**DIRECTIONS FOR THIS TASK**
Look through the material below for "heading". Copy every line that contains it.
* BEGIN *
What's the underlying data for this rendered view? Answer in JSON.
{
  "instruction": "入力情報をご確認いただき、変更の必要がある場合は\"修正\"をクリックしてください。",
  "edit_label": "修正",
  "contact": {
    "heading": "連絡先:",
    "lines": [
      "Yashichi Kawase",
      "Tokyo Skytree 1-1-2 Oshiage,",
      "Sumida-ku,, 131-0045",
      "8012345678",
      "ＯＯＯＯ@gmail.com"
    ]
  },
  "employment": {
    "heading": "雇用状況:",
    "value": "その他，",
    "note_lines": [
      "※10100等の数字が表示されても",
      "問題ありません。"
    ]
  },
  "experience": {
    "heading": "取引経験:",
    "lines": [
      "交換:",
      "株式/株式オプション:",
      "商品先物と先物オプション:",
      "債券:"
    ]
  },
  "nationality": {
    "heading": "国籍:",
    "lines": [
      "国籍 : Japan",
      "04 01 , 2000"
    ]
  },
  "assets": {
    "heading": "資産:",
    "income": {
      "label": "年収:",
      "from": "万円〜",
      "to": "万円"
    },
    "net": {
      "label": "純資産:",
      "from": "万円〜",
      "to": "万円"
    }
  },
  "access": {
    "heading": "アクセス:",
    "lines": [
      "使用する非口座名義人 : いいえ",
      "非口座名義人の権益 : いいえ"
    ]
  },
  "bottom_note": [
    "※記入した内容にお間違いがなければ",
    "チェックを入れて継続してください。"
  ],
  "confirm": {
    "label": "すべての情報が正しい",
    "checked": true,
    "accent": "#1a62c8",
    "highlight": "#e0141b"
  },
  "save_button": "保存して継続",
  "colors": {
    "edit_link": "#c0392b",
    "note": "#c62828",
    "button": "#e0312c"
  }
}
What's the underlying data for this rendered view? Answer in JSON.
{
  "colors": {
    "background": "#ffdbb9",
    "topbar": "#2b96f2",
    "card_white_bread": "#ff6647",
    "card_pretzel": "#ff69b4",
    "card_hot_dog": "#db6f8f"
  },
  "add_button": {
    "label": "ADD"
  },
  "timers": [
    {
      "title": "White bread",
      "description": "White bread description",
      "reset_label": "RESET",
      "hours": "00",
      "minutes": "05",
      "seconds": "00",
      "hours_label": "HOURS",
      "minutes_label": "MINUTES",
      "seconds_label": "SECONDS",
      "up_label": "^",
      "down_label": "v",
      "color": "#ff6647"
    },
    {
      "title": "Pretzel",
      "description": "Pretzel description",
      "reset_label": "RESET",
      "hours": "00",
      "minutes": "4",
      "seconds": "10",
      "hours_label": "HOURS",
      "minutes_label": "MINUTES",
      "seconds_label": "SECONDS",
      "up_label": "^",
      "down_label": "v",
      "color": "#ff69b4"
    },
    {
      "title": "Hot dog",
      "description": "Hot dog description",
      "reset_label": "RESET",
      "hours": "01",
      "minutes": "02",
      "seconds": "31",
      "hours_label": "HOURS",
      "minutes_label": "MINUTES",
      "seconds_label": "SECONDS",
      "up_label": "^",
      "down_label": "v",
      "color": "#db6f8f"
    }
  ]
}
* END *
**EXPECTED ANSWER**
    "heading": "連絡先:",
    "heading": "雇用状況:",
    "heading": "取引経験:",
    "heading": "国籍:",
    "heading": "資産:",
    "heading": "アクセス:",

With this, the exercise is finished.